AVAILABLE DATA >>
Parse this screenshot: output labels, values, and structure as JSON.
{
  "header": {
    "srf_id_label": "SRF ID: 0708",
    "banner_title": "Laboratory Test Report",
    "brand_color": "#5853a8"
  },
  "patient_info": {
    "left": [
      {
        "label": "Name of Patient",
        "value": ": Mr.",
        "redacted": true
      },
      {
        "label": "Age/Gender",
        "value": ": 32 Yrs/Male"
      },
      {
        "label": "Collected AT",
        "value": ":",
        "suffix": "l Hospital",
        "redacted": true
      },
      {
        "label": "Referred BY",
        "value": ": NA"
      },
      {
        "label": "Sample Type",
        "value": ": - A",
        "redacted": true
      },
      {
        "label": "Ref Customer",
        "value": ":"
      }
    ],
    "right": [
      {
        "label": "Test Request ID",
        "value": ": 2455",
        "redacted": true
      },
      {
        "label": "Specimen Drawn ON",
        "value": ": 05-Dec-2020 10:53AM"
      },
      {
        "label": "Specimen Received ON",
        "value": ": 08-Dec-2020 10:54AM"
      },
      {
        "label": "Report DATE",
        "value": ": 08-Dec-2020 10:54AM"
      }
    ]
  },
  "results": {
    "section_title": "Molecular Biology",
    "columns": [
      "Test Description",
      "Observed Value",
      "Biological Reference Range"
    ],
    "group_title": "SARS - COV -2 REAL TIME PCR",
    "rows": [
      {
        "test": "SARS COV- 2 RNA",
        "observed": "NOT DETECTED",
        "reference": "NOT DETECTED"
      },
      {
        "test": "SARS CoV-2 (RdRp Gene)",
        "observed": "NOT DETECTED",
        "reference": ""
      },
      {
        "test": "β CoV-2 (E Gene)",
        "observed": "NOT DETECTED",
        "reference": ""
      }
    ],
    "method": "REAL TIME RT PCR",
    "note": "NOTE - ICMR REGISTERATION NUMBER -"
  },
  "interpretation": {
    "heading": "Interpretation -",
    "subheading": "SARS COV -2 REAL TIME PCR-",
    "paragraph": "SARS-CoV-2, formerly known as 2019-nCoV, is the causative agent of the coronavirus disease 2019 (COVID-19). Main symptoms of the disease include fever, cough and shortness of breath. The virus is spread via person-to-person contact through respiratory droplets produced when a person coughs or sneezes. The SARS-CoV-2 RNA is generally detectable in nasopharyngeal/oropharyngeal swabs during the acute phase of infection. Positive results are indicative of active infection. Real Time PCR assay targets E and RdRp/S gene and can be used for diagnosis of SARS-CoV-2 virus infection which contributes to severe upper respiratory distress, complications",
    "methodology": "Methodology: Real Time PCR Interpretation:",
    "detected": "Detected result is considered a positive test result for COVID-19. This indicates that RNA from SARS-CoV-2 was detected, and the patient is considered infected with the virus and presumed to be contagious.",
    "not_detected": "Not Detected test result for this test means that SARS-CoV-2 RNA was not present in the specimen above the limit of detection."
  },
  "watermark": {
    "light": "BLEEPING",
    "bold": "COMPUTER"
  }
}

WORK REQUEST >> Within the entries, determine the count of lines containing the string "that" and output it alone.

RESULT >> 2